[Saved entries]
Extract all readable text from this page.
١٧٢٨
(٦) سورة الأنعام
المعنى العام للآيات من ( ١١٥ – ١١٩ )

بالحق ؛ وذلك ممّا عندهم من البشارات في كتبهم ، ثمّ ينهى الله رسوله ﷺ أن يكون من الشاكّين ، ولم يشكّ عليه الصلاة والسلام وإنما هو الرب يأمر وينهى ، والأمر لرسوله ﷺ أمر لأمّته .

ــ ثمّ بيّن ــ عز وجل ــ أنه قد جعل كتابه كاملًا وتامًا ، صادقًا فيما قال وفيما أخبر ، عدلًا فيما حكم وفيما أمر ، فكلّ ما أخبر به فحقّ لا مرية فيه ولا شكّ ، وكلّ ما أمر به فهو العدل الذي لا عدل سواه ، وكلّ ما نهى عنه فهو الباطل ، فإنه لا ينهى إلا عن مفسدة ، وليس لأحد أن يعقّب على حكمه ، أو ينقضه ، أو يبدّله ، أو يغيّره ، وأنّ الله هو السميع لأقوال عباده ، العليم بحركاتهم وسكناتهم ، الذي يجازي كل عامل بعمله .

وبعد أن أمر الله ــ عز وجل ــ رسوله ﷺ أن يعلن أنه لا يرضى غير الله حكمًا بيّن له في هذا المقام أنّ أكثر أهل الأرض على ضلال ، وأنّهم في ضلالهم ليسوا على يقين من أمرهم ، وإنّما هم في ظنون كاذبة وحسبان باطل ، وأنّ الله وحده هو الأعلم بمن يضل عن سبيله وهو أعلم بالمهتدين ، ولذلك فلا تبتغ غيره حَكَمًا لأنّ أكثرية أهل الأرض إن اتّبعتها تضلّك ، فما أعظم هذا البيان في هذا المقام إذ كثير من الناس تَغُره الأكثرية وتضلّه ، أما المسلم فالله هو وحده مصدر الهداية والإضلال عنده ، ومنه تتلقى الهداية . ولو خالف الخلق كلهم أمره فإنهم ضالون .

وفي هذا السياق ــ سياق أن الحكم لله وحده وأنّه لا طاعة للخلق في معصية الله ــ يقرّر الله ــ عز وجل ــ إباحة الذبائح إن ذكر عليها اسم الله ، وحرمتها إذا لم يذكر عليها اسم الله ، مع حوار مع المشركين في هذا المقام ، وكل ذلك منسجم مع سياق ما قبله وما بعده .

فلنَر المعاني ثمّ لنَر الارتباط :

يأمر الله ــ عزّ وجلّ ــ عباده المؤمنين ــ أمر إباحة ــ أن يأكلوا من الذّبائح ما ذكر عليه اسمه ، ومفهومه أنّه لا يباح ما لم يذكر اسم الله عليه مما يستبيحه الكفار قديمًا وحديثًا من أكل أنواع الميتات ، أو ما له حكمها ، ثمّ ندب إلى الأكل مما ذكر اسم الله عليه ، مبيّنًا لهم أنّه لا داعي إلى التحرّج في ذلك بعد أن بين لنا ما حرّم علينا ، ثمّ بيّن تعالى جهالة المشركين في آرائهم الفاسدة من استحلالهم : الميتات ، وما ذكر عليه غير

→ **Instructions for the task**: Locate the lines above that contain "يذكر" and copy them.

→ **The response**:
وفي هذا السياق ــ سياق أن الحكم لله وحده وأنّه لا طاعة للخلق في معصية الله ــ يقرّر الله ــ عز وجل ــ إباحة الذبائح إن ذكر عليها اسم الله ، وحرمتها إذا لم يذكر عليها اسم الله ، مع حوار مع المشركين في هذا المقام ، وكل ذلك منسجم مع سياق ما قبله وما بعده .
يأمر الله ــ عزّ وجلّ ــ عباده المؤمنين ــ أمر إباحة ــ أن يأكلوا من الذّبائح ما ذكر عليه اسمه ، ومفهومه أنّه لا يباح ما لم يذكر اسم الله عليه مما يستبيحه الكفار قديمًا وحديثًا من أكل أنواع الميتات ، أو ما له حكمها ، ثمّ ندب إلى الأكل مما ذكر اسم الله عليه ، مبيّنًا لهم أنّه لا داعي إلى التحرّج في ذلك بعد أن بين لنا ما حرّم علينا ، ثمّ بيّن تعالى جهالة المشركين في آرائهم الفاسدة من استحلالهم : الميتات ، وما ذكر عليه غير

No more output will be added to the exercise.